(Stored items)
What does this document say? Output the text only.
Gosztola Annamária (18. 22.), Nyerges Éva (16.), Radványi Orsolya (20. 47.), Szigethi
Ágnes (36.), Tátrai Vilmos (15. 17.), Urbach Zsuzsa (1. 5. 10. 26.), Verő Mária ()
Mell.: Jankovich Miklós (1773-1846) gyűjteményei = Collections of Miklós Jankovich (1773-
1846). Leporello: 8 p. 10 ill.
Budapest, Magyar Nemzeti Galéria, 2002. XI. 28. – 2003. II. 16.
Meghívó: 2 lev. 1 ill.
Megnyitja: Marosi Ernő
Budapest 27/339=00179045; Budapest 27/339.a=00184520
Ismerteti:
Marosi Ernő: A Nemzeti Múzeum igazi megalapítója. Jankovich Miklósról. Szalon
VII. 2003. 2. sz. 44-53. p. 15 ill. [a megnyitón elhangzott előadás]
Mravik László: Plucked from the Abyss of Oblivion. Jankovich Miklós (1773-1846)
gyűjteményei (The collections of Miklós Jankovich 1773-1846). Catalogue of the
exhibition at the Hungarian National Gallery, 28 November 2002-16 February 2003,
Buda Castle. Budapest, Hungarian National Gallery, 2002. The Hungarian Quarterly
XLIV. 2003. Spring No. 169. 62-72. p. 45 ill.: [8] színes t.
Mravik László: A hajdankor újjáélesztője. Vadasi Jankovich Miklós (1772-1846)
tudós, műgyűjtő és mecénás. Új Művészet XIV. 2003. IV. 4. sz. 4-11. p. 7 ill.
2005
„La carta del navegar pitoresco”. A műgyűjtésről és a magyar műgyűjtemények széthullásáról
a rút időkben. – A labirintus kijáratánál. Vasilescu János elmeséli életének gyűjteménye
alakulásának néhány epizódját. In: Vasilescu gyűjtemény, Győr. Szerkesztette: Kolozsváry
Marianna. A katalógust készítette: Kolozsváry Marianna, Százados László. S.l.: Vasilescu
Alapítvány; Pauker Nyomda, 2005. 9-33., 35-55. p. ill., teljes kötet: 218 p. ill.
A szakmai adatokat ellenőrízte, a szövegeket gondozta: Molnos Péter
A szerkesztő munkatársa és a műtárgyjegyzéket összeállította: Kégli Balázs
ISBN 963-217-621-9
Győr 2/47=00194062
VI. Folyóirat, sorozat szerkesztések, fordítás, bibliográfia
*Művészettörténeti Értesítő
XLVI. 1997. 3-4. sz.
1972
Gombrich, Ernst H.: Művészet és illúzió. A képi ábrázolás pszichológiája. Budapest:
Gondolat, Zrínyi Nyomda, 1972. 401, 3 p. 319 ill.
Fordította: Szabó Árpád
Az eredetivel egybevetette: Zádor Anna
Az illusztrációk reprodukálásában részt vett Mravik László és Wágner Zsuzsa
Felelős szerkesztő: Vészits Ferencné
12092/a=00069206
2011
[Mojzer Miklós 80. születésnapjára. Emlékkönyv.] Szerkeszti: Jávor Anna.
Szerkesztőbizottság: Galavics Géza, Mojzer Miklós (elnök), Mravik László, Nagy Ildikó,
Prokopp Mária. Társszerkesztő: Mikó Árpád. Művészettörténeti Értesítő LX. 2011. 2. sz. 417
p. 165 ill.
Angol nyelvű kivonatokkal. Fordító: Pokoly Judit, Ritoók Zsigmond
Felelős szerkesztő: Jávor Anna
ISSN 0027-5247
---
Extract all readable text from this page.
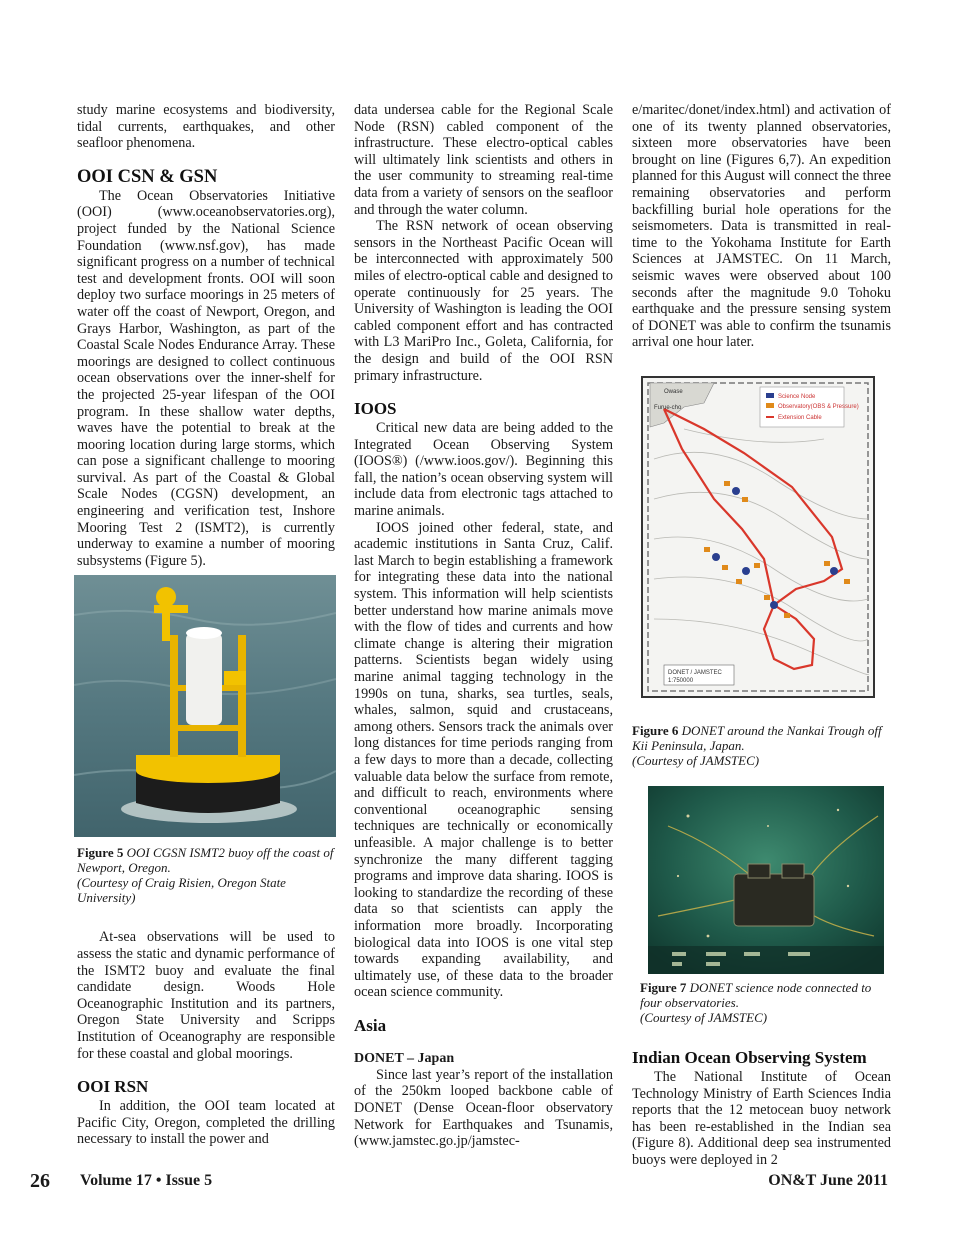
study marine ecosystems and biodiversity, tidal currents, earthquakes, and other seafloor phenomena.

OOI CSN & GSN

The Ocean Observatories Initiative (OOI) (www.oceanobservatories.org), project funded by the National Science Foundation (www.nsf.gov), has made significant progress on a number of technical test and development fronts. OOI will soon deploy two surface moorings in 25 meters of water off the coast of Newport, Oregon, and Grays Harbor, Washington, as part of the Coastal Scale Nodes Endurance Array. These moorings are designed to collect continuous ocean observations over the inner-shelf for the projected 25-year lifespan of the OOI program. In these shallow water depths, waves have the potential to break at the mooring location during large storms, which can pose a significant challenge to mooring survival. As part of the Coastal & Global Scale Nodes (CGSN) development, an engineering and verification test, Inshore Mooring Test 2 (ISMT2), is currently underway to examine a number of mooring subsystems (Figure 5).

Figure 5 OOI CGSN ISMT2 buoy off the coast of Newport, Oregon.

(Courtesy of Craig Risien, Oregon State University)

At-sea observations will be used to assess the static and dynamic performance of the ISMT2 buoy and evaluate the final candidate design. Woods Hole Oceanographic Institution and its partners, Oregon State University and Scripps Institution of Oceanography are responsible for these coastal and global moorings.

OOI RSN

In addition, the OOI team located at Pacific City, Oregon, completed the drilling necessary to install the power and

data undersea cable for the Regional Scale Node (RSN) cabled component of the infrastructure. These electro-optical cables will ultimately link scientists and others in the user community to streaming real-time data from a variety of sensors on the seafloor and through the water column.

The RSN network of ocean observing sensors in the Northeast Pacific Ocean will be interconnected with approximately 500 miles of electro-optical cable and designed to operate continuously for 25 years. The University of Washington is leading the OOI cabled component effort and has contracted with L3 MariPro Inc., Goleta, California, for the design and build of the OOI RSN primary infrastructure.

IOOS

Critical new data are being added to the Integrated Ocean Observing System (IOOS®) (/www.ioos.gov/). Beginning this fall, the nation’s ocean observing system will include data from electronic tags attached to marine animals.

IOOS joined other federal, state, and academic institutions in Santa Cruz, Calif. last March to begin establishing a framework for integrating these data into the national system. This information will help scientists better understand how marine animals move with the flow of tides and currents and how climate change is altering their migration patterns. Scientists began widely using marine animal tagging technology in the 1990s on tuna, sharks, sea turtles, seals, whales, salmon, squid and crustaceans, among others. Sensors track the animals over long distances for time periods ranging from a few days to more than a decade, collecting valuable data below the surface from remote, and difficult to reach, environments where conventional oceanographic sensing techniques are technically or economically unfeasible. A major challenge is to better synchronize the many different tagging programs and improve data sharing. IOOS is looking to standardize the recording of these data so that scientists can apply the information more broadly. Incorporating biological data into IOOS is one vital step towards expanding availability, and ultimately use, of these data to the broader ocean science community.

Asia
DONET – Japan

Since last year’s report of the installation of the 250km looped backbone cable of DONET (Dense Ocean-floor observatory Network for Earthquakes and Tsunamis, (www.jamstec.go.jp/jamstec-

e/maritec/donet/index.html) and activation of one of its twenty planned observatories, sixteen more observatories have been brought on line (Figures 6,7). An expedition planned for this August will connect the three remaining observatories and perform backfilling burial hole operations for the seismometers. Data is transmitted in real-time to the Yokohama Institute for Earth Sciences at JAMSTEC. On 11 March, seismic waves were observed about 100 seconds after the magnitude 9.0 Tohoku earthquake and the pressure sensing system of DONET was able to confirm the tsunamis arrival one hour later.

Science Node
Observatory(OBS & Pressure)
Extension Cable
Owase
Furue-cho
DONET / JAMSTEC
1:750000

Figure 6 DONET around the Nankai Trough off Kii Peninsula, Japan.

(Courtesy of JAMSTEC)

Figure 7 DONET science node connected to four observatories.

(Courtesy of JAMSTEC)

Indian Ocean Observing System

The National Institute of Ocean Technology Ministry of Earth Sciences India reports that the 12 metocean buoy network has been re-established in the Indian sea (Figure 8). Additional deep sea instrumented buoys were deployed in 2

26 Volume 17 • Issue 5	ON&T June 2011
---
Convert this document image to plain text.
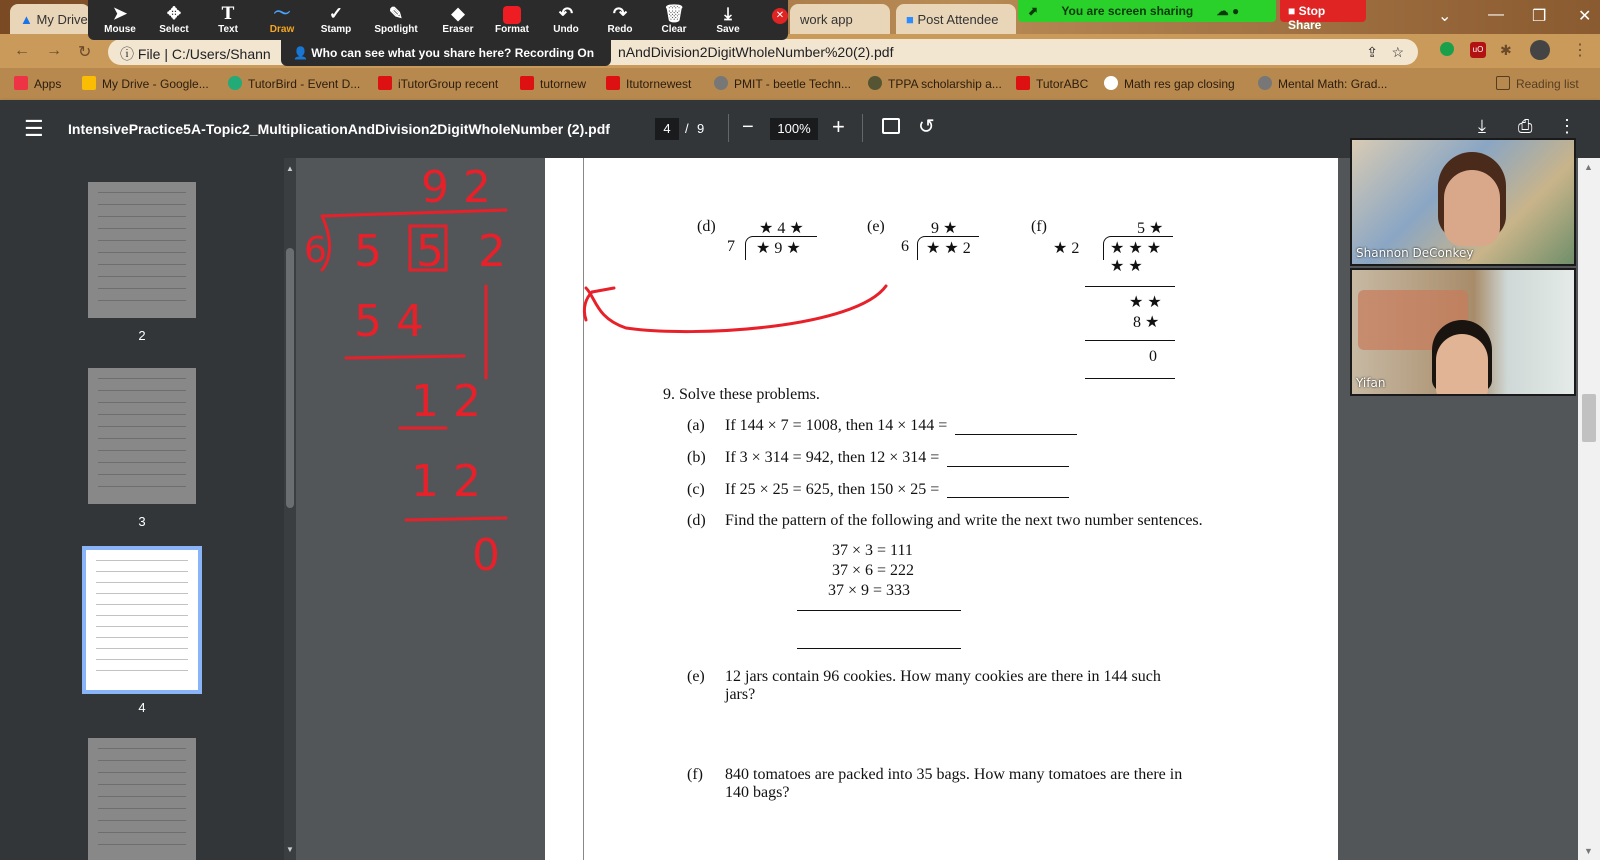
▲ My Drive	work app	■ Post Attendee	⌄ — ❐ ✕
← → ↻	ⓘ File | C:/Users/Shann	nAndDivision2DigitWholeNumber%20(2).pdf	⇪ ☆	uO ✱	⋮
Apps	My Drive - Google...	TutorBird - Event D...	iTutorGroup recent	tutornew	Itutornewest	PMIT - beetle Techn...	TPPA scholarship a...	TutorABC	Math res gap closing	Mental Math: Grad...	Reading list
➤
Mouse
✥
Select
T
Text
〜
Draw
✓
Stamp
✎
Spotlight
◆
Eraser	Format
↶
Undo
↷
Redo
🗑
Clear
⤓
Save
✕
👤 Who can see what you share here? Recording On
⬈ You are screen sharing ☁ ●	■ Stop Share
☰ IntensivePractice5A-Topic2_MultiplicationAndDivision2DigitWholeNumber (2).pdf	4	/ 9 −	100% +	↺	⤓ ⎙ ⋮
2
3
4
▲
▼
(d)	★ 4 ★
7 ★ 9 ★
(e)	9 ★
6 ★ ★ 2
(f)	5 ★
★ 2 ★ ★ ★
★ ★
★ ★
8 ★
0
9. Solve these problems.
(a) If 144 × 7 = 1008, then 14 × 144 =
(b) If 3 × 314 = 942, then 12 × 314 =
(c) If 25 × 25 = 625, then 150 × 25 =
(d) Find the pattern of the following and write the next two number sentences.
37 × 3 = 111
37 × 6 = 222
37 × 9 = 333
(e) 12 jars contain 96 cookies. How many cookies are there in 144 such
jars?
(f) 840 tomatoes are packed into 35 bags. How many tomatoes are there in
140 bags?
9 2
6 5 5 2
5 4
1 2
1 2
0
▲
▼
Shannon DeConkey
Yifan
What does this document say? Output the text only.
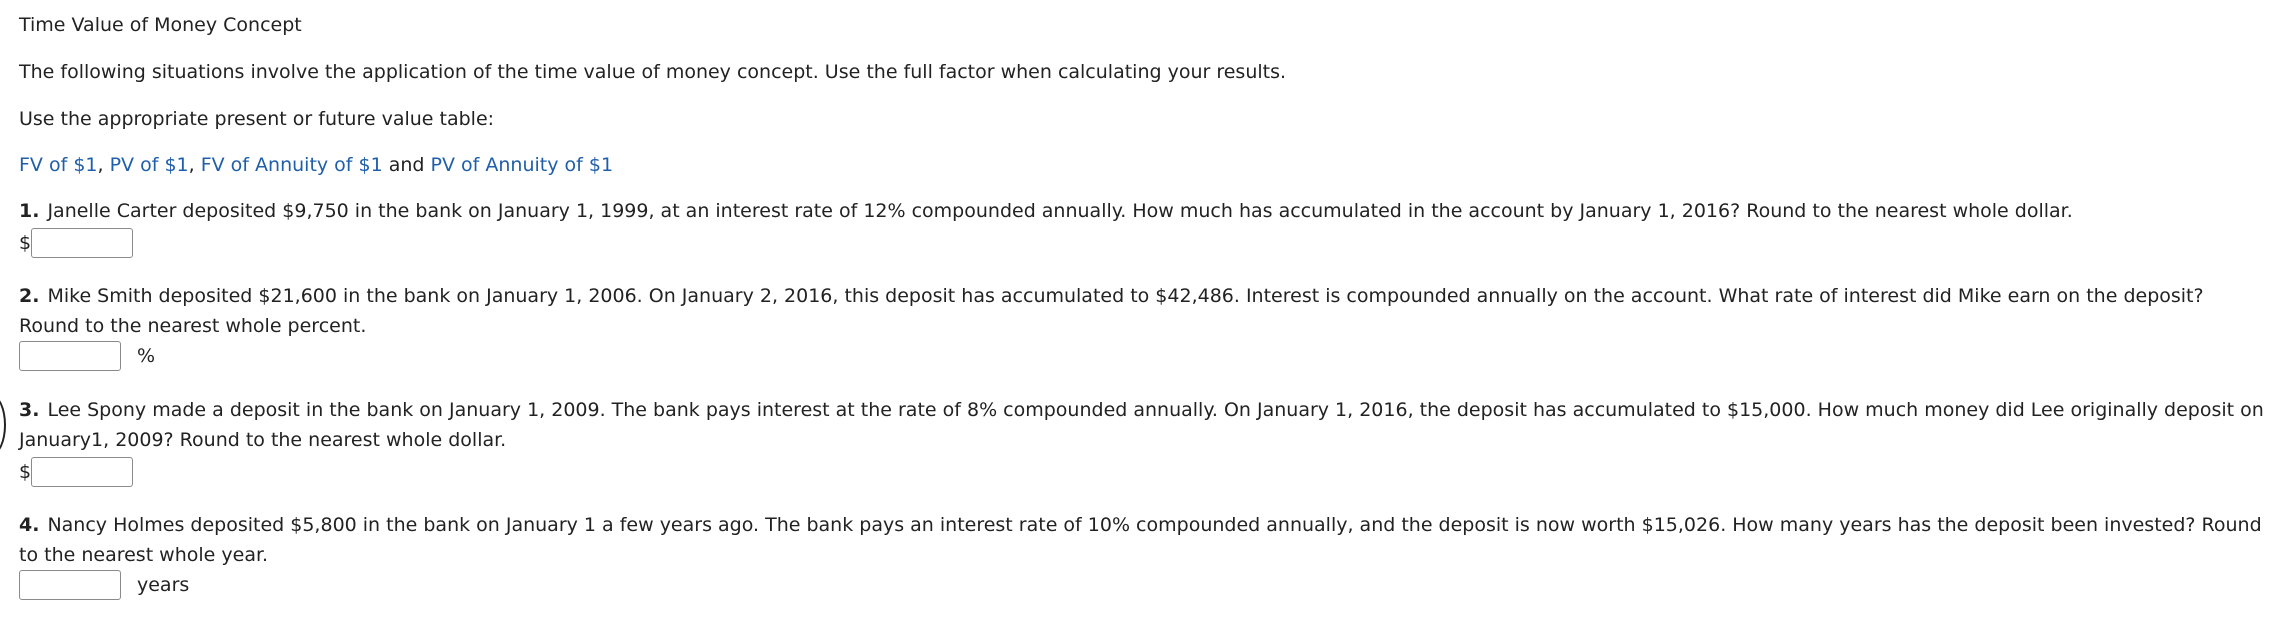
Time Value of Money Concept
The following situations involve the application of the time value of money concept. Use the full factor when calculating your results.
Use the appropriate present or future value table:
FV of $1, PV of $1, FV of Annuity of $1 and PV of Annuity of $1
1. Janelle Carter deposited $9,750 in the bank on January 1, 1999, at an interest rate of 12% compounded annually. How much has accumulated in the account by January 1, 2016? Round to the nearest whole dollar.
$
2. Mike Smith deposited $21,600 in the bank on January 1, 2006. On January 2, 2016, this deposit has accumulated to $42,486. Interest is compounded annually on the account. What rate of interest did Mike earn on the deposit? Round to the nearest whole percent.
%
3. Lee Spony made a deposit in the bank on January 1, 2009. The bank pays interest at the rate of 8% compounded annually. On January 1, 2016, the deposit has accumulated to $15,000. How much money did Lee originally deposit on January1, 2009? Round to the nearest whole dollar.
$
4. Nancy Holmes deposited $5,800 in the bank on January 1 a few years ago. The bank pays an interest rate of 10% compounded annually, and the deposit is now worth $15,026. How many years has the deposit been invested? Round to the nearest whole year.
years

What needs to be done → List the lines that contain the word "dollar".

Solution for this problem →
1. Janelle Carter deposited $9,750 in the bank on January 1, 1999, at an interest rate of 12% compounded annually. How much has accumulated in the account by January 1, 2016? Round to the nearest whole dollar.
3. Lee Spony made a deposit in the bank on January 1, 2009. The bank pays interest at the rate of 8% compounded annually. On January 1, 2016, the deposit has accumulated to $15,000. How much money did Lee originally deposit on January1, 2009? Round to the nearest whole dollar.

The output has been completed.